## Records about charts and figures
--- --- ---
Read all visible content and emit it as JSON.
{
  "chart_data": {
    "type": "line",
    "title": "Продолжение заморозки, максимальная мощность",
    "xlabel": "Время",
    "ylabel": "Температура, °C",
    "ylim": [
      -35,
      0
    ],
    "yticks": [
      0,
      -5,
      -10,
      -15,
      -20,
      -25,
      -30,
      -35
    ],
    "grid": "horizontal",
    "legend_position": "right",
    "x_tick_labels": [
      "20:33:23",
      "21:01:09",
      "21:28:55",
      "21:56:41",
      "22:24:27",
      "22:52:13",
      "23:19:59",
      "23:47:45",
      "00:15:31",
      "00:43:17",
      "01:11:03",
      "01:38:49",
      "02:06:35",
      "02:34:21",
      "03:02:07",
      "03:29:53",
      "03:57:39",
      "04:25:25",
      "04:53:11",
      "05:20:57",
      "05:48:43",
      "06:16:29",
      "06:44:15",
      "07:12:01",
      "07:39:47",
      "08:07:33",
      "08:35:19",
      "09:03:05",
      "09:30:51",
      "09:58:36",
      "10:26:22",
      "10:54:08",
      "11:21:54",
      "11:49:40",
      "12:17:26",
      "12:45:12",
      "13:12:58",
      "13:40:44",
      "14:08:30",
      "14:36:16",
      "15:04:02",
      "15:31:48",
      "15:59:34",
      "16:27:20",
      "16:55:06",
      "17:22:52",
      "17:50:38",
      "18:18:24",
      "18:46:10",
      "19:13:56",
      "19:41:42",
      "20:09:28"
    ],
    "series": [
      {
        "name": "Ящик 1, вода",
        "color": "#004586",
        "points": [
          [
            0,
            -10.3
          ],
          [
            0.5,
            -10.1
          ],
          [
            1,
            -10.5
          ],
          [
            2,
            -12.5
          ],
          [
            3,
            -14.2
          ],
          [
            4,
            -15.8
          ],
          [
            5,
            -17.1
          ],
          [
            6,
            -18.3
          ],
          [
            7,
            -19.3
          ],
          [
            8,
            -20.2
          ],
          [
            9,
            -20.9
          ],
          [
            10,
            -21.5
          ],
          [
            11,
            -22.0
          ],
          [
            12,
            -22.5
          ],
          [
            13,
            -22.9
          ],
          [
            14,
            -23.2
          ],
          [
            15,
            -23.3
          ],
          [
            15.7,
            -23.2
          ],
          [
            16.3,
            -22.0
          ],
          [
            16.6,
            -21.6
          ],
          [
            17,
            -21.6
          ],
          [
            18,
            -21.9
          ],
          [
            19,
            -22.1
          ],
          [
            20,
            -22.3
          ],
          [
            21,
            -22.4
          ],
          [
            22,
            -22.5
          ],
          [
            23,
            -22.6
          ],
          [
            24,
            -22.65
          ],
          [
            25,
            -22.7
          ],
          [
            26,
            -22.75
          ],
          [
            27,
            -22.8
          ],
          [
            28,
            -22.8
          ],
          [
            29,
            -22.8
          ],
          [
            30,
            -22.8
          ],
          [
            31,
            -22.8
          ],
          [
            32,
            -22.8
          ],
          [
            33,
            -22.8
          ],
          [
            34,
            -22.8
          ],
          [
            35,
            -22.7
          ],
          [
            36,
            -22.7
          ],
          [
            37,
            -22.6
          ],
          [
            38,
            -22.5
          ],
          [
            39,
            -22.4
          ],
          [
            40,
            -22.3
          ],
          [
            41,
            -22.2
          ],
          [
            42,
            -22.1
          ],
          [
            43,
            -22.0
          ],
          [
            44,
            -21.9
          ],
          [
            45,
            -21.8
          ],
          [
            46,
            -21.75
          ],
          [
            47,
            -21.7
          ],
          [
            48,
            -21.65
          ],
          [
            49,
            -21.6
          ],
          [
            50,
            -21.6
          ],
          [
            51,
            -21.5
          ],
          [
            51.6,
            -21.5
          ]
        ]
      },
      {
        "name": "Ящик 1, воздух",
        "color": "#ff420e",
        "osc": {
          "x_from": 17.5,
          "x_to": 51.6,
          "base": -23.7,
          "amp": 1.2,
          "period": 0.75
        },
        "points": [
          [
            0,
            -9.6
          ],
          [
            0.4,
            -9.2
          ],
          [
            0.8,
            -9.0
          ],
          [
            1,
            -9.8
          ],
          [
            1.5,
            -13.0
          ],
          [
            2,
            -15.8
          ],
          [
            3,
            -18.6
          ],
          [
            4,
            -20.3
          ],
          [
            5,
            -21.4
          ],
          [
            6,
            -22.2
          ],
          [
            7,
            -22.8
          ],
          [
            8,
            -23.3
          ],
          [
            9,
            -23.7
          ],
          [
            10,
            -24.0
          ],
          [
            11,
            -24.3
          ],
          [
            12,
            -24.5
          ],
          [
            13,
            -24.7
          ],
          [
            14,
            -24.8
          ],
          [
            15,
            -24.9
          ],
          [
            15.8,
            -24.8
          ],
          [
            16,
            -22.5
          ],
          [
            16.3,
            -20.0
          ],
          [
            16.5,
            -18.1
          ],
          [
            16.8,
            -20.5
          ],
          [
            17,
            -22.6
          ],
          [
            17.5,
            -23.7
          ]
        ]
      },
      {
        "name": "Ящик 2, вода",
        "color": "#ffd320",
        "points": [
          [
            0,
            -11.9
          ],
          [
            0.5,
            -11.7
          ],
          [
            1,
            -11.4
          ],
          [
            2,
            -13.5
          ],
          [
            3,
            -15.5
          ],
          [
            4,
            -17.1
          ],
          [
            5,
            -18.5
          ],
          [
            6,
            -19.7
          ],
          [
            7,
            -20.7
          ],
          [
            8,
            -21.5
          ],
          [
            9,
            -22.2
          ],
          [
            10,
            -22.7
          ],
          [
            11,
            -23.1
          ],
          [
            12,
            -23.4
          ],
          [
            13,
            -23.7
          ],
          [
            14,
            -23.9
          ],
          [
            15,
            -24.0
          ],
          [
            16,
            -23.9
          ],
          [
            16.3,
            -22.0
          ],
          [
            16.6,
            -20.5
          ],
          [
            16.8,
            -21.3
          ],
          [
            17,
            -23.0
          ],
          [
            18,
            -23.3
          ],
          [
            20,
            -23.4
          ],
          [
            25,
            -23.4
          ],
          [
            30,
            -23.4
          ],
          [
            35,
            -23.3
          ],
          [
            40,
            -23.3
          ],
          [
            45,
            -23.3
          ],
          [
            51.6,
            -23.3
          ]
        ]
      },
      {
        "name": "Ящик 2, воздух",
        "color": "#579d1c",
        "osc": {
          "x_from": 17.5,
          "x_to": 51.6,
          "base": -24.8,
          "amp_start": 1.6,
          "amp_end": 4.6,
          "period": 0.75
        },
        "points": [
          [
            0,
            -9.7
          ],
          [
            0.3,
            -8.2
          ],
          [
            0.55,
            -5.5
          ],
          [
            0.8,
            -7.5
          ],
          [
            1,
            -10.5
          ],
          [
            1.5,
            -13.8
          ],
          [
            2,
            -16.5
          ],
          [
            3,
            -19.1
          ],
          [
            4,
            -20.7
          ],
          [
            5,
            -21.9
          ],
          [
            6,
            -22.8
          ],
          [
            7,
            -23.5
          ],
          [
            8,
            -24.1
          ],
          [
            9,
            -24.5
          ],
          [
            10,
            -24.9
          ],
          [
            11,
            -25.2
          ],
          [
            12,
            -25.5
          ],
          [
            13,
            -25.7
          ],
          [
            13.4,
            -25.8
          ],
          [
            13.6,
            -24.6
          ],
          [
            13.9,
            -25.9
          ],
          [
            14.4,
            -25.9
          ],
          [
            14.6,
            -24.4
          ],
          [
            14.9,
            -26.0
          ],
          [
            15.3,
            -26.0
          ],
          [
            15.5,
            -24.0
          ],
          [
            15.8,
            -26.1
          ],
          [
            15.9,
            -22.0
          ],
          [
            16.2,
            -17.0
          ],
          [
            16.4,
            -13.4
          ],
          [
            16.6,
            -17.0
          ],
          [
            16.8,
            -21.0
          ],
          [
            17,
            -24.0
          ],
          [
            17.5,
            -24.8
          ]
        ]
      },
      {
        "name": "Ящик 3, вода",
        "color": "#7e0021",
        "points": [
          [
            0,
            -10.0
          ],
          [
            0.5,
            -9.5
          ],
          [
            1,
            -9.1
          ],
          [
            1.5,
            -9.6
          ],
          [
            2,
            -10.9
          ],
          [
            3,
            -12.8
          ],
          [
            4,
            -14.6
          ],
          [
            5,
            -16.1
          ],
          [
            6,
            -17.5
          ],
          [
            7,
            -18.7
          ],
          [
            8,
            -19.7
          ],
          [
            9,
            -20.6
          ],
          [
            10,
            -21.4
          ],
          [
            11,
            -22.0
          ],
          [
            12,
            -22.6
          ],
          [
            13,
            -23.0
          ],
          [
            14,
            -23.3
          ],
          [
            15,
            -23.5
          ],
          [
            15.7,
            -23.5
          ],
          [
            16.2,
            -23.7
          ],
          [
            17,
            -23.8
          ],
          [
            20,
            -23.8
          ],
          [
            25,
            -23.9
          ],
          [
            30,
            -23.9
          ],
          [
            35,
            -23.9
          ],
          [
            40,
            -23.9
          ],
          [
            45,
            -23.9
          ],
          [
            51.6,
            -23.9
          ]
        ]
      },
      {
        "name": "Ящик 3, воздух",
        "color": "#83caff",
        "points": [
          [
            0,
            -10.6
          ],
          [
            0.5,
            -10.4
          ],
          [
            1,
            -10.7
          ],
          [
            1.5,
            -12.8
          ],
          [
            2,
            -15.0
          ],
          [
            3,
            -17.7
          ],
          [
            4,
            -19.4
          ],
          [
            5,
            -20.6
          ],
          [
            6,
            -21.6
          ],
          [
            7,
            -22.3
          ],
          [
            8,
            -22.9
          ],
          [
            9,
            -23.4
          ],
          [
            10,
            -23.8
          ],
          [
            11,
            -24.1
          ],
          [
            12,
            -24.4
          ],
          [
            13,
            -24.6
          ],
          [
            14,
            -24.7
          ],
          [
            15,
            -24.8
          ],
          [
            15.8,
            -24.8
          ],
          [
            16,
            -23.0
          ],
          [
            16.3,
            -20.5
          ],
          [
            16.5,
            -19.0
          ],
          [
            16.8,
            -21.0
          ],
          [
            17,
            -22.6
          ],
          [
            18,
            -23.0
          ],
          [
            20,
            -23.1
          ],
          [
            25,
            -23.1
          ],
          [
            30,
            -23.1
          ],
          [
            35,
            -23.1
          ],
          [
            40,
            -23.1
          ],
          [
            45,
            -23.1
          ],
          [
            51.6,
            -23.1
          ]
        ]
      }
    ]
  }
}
--- --- ---
## STATED EXERCISE
Count the lines above that contain the word "name", and give only that number.

## CORRECT ANSWER
6